#### What the exercise asks
Output the full listing word for word.

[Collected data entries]
┏━━

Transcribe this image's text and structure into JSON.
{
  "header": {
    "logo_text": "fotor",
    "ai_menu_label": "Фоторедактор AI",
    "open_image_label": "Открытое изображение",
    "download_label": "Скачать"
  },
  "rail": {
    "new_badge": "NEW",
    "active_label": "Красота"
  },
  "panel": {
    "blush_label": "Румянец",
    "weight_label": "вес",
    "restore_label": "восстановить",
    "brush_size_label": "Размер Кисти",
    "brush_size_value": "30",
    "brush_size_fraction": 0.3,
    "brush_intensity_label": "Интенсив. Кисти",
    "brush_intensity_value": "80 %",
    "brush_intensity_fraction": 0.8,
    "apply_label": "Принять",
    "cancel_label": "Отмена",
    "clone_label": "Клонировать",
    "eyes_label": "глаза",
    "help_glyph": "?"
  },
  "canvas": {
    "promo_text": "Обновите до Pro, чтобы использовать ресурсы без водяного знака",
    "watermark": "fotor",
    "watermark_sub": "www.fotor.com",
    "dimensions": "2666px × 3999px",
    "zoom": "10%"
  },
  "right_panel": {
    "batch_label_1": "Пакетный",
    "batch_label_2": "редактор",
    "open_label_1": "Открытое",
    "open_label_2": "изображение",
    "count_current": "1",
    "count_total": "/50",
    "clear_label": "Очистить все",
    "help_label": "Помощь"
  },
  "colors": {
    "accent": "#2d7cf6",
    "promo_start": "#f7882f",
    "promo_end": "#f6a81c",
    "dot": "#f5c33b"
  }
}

┗━━

#### Solution to the problem
Transcribe this image's text and structure into JSON.
{
  "header": {
    "logo_text": "fotor",
    "ai_menu_label": "Фоторедактор AI",
    "open_image_label": "Открытое изображение",
    "download_label": "Скачать"
  },
  "rail": {
    "new_badge": "NEW",
    "active_label": "Красота"
  },
  "panel": {
    "blush_label": "Румянец",
    "weight_label": "вес",
    "restore_label": "восстановить",
    "brush_size_label": "Размер Кисти",
    "brush_size_value": "30",
    "brush_size_fraction": 0.3,
    "brush_intensity_label": "Интенсив. Кисти",
    "brush_intensity_value": "80 %",
    "brush_intensity_fraction": 0.8,
    "apply_label": "Принять",
    "cancel_label": "Отмена",
    "clone_label": "Клонировать",
    "eyes_label": "глаза",
    "help_glyph": "?"
  },
  "canvas": {
    "promo_text": "Обновите до Pro, чтобы использовать ресурсы без водяного знака",
    "watermark": "fotor",
    "watermark_sub": "www.fotor.com",
    "dimensions": "2666px × 3999px",
    "zoom": "10%"
  },
  "right_panel": {
    "batch_label_1": "Пакетный",
    "batch_label_2": "редактор",
    "open_label_1": "Открытое",
    "open_label_2": "изображение",
    "count_current": "1",
    "count_total": "/50",
    "clear_label": "Очистить все",
    "help_label": "Помощь"
  },
  "colors": {
    "accent": "#2d7cf6",
    "promo_start": "#f7882f",
    "promo_end": "#f6a81c",
    "dot": "#f5c33b"
  }
}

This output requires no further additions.